__The input__:
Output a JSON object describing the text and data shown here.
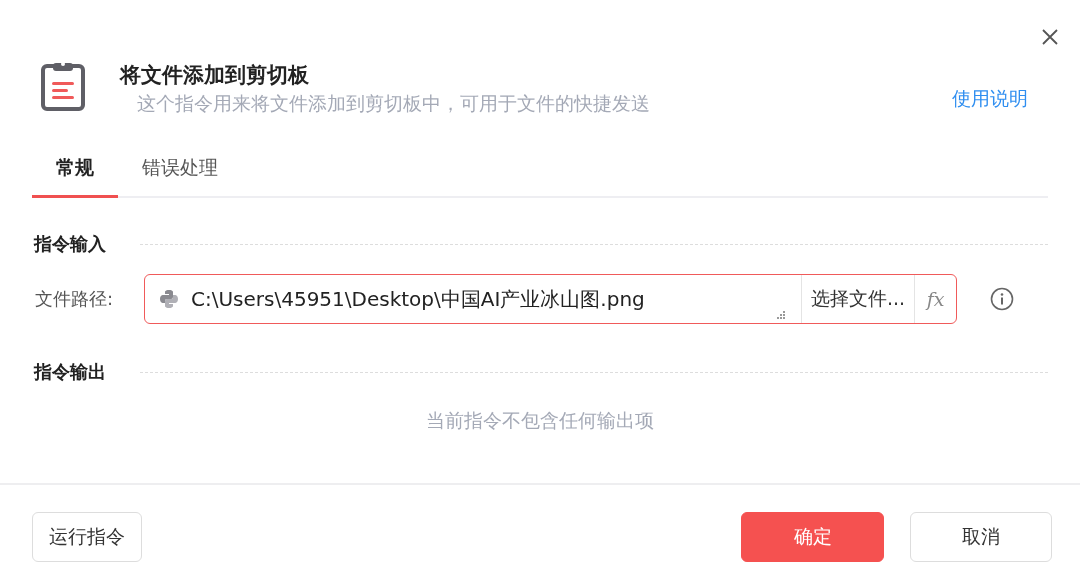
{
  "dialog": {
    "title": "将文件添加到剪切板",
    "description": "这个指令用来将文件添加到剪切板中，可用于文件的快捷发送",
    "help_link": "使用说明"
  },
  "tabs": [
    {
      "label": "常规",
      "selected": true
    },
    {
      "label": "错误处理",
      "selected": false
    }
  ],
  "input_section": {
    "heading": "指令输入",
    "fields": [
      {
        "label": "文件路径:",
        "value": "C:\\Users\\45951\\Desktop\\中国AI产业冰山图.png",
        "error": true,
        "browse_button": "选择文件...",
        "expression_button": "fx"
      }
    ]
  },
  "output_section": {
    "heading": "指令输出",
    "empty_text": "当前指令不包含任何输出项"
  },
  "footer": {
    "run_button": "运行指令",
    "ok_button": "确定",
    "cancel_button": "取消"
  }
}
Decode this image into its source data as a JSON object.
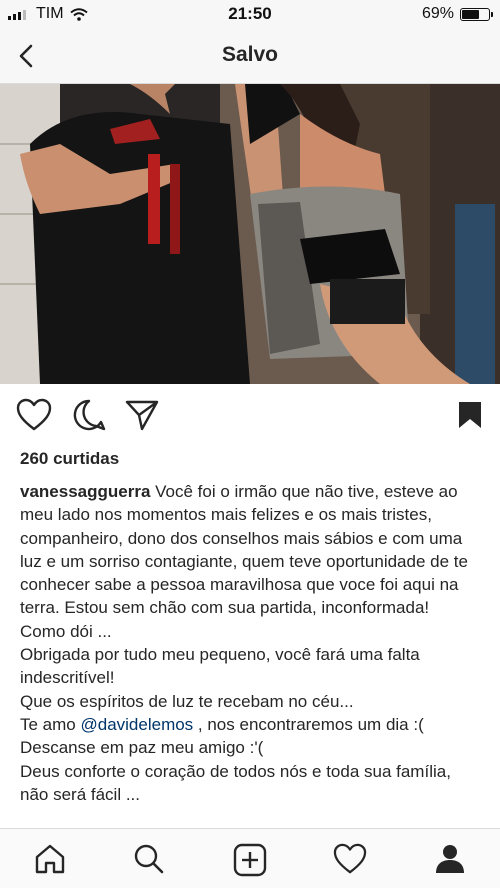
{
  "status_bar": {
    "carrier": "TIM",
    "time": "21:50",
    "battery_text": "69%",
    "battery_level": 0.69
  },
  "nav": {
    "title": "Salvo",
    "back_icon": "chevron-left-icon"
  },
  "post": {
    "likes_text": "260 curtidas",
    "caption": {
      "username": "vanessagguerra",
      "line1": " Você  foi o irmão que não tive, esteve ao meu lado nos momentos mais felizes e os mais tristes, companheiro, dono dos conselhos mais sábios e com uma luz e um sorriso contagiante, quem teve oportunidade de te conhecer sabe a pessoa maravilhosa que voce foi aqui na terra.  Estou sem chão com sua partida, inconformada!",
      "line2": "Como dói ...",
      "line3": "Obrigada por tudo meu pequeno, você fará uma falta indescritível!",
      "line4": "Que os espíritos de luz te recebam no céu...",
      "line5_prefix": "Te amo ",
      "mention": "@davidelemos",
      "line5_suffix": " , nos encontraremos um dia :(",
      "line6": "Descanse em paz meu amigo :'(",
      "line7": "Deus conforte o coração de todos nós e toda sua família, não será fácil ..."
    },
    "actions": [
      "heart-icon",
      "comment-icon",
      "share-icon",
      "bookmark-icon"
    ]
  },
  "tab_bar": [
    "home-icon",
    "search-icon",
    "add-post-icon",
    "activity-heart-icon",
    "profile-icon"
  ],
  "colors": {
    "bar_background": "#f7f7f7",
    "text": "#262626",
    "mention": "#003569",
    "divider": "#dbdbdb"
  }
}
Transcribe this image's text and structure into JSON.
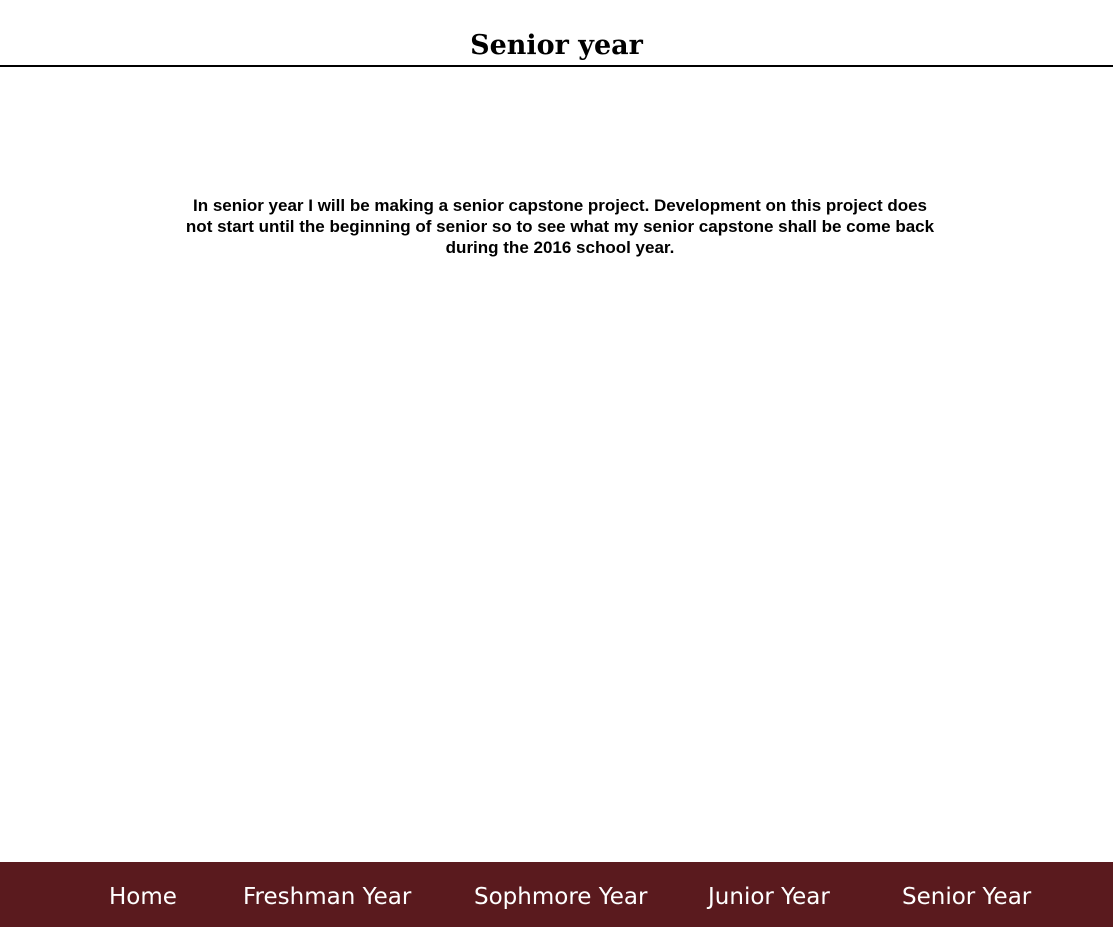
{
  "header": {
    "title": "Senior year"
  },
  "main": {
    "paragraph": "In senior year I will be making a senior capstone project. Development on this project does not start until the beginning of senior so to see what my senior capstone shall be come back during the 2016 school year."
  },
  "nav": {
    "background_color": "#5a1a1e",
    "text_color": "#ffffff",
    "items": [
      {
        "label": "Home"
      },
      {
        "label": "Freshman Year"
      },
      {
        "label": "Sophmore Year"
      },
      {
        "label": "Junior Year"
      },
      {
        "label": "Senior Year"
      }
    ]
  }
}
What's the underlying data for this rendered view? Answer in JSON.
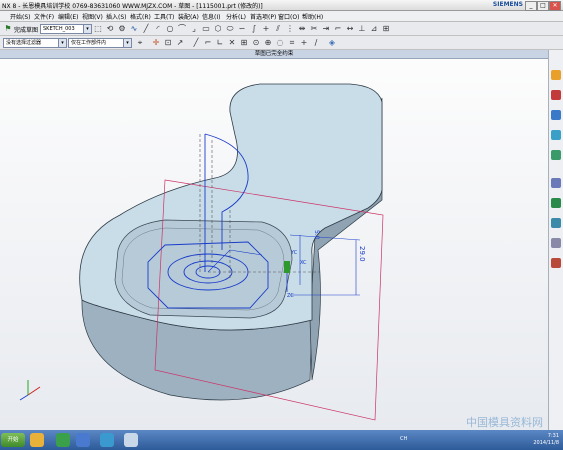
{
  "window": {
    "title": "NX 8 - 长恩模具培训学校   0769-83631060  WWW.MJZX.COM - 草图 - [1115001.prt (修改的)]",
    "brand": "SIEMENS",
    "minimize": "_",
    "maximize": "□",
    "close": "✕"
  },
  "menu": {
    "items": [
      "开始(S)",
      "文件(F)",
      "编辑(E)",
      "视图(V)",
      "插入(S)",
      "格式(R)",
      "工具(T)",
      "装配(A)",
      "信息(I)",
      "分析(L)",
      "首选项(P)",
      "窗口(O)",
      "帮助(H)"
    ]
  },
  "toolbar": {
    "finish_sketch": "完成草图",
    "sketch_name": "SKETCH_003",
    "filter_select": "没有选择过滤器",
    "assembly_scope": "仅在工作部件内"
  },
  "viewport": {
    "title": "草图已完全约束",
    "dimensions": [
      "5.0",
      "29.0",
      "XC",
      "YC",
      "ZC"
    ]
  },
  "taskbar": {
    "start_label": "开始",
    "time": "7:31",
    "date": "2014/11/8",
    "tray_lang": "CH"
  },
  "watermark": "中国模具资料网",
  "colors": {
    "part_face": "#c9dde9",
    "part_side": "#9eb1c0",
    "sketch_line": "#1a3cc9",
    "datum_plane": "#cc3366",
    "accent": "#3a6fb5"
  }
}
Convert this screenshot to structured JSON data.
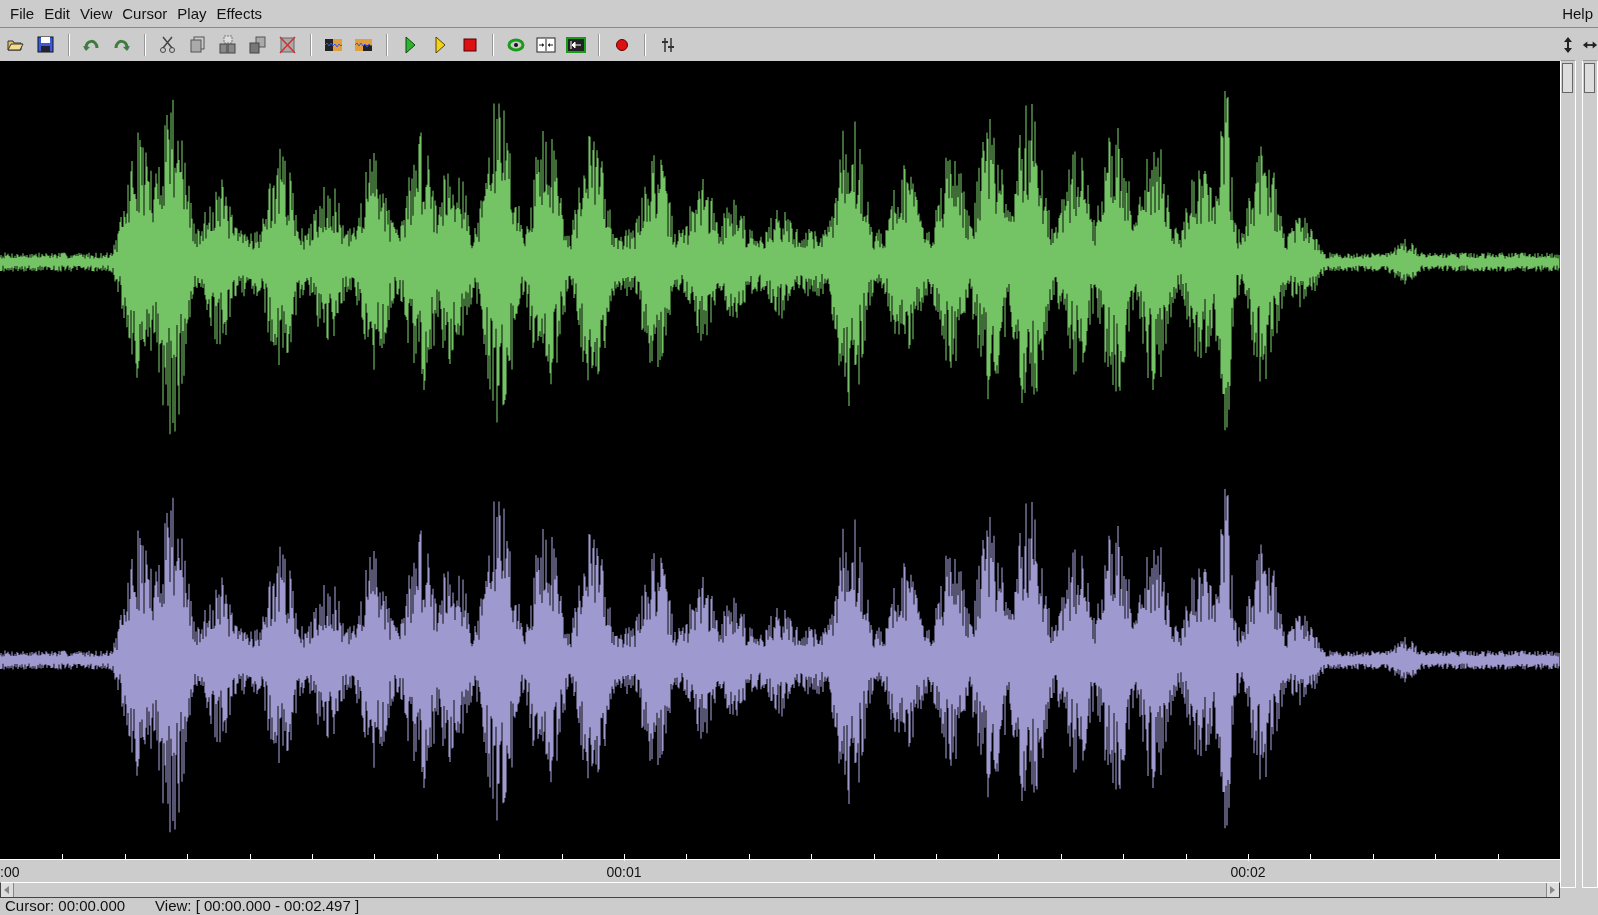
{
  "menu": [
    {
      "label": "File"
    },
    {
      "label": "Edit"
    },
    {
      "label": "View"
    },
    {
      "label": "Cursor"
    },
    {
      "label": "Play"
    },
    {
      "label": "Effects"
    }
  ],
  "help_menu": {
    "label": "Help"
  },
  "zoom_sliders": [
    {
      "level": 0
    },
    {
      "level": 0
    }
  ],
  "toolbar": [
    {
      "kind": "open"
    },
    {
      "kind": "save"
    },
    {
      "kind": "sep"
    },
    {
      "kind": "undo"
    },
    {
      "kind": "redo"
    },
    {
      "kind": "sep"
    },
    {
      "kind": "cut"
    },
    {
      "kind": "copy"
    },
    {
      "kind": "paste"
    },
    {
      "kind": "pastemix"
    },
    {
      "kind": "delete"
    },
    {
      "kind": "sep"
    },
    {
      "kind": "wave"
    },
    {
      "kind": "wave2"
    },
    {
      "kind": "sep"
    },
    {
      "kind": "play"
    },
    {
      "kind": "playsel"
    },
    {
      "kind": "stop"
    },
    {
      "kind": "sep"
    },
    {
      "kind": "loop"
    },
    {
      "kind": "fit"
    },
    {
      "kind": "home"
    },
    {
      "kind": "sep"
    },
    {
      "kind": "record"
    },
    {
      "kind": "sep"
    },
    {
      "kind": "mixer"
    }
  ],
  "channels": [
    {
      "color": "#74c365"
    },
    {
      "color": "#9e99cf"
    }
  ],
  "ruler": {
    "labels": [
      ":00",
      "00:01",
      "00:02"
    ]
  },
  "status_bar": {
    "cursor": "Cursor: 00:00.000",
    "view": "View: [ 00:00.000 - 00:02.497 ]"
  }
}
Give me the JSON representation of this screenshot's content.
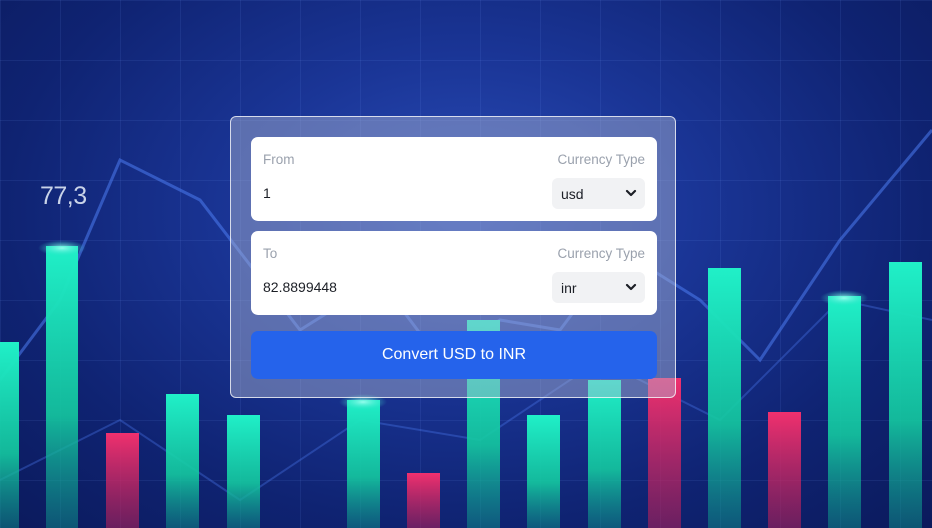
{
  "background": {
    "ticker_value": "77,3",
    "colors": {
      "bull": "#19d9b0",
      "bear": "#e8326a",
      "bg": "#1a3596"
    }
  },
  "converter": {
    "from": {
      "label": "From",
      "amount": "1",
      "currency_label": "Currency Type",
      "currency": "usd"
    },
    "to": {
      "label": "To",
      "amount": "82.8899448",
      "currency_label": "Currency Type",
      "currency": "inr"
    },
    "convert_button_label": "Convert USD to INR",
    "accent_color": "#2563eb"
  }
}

__Goal__: Pictures in the records above should not be copied. Repeat everything else exactly.

__Response for this exercise__:
Output a JSON object describing the text and data shown here.
{
  "dialog": {
    "title": "将文件添加到剪切板",
    "description": "这个指令用来将文件添加到剪切板中，可用于文件的快捷发送",
    "help_link": "使用说明"
  },
  "tabs": [
    {
      "label": "常规",
      "selected": true
    },
    {
      "label": "错误处理",
      "selected": false
    }
  ],
  "input_section": {
    "heading": "指令输入",
    "fields": [
      {
        "label": "文件路径:",
        "value": "C:\\Users\\45951\\Desktop\\中国AI产业冰山图.png",
        "error": true,
        "browse_button": "选择文件...",
        "expression_button": "fx"
      }
    ]
  },
  "output_section": {
    "heading": "指令输出",
    "empty_text": "当前指令不包含任何输出项"
  },
  "footer": {
    "run_button": "运行指令",
    "ok_button": "确定",
    "cancel_button": "取消"
  }
}
Decode this image into its source data as a JSON object.
{
  "status_bar": {
    "carrier": "TIM",
    "time": "21:50",
    "battery_text": "69%",
    "battery_level": 0.69
  },
  "nav": {
    "title": "Salvo",
    "back_icon": "chevron-left-icon"
  },
  "post": {
    "likes_text": "260 curtidas",
    "caption": {
      "username": "vanessagguerra",
      "line1": " Você  foi o irmão que não tive, esteve ao meu lado nos momentos mais felizes e os mais tristes, companheiro, dono dos conselhos mais sábios e com uma luz e um sorriso contagiante, quem teve oportunidade de te conhecer sabe a pessoa maravilhosa que voce foi aqui na terra.  Estou sem chão com sua partida, inconformada!",
      "line2": "Como dói ...",
      "line3": "Obrigada por tudo meu pequeno, você fará uma falta indescritível!",
      "line4": "Que os espíritos de luz te recebam no céu...",
      "line5_prefix": "Te amo ",
      "mention": "@davidelemos",
      "line5_suffix": " , nos encontraremos um dia :(",
      "line6": "Descanse em paz meu amigo :'(",
      "line7": "Deus conforte o coração de todos nós e toda sua família, não será fácil ..."
    },
    "actions": [
      "heart-icon",
      "comment-icon",
      "share-icon",
      "bookmark-icon"
    ]
  },
  "tab_bar": [
    "home-icon",
    "search-icon",
    "add-post-icon",
    "activity-heart-icon",
    "profile-icon"
  ],
  "colors": {
    "bar_background": "#f7f7f7",
    "text": "#262626",
    "mention": "#003569",
    "divider": "#dbdbdb"
  }
}
Transcribe this image's text and structure into JSON.
{
  "header": {
    "title": "Senior year"
  },
  "main": {
    "paragraph": "In senior year I will be making a senior capstone project. Development on this project does not start until the beginning of senior so to see what my senior capstone shall be come back during the 2016 school year."
  },
  "nav": {
    "background_color": "#5a1a1e",
    "text_color": "#ffffff",
    "items": [
      {
        "label": "Home"
      },
      {
        "label": "Freshman Year"
      },
      {
        "label": "Sophmore Year"
      },
      {
        "label": "Junior Year"
      },
      {
        "label": "Senior Year"
      }
    ]
  }
}
What's the underlying data for this rendered view? Answer in JSON.
{
  "window": {
    "title": "NX 8 - 长恩模具培训学校   0769-83631060  WWW.MJZX.COM - 草图 - [1115001.prt (修改的)]",
    "brand": "SIEMENS",
    "minimize": "_",
    "maximize": "□",
    "close": "✕"
  },
  "menu": {
    "items": [
      "开始(S)",
      "文件(F)",
      "编辑(E)",
      "视图(V)",
      "插入(S)",
      "格式(R)",
      "工具(T)",
      "装配(A)",
      "信息(I)",
      "分析(L)",
      "首选项(P)",
      "窗口(O)",
      "帮助(H)"
    ]
  },
  "toolbar": {
    "finish_sketch": "完成草图",
    "sketch_name": "SKETCH_003",
    "filter_select": "没有选择过滤器",
    "assembly_scope": "仅在工作部件内"
  },
  "viewport": {
    "title": "草图已完全约束",
    "dimensions": [
      "5.0",
      "29.0",
      "XC",
      "YC",
      "ZC"
    ]
  },
  "taskbar": {
    "start_label": "开始",
    "time": "7:31",
    "date": "2014/11/8",
    "tray_lang": "CH"
  },
  "watermark": "中国模具资料网",
  "colors": {
    "part_face": "#c9dde9",
    "part_side": "#9eb1c0",
    "sketch_line": "#1a3cc9",
    "datum_plane": "#cc3366",
    "accent": "#3a6fb5"
  }
}
Convert this screenshot to structured JSON data.
{
  "menu": [
    {
      "label": "File"
    },
    {
      "label": "Edit"
    },
    {
      "label": "View"
    },
    {
      "label": "Cursor"
    },
    {
      "label": "Play"
    },
    {
      "label": "Effects"
    }
  ],
  "help_menu": {
    "label": "Help"
  },
  "zoom_sliders": [
    {
      "level": 0
    },
    {
      "level": 0
    }
  ],
  "toolbar": [
    {
      "kind": "open"
    },
    {
      "kind": "save"
    },
    {
      "kind": "sep"
    },
    {
      "kind": "undo"
    },
    {
      "kind": "redo"
    },
    {
      "kind": "sep"
    },
    {
      "kind": "cut"
    },
    {
      "kind": "copy"
    },
    {
      "kind": "paste"
    },
    {
      "kind": "pastemix"
    },
    {
      "kind": "delete"
    },
    {
      "kind": "sep"
    },
    {
      "kind": "wave"
    },
    {
      "kind": "wave2"
    },
    {
      "kind": "sep"
    },
    {
      "kind": "play"
    },
    {
      "kind": "playsel"
    },
    {
      "kind": "stop"
    },
    {
      "kind": "sep"
    },
    {
      "kind": "loop"
    },
    {
      "kind": "fit"
    },
    {
      "kind": "home"
    },
    {
      "kind": "sep"
    },
    {
      "kind": "record"
    },
    {
      "kind": "sep"
    },
    {
      "kind": "mixer"
    }
  ],
  "channels": [
    {
      "color": "#74c365"
    },
    {
      "color": "#9e99cf"
    }
  ],
  "ruler": {
    "labels": [
      ":00",
      "00:01",
      "00:02"
    ]
  },
  "status_bar": {
    "cursor": "Cursor: 00:00.000",
    "view": "View: [ 00:00.000 - 00:02.497 ]"
  }
}
Give me the JSON representation of this screenshot's content.
{
  "background": {
    "ticker_value": "77,3",
    "colors": {
      "bull": "#19d9b0",
      "bear": "#e8326a",
      "bg": "#1a3596"
    }
  },
  "converter": {
    "from": {
      "label": "From",
      "amount": "1",
      "currency_label": "Currency Type",
      "currency": "usd"
    },
    "to": {
      "label": "To",
      "amount": "82.8899448",
      "currency_label": "Currency Type",
      "currency": "inr"
    },
    "convert_button_label": "Convert USD to INR",
    "accent_color": "#2563eb"
  }
}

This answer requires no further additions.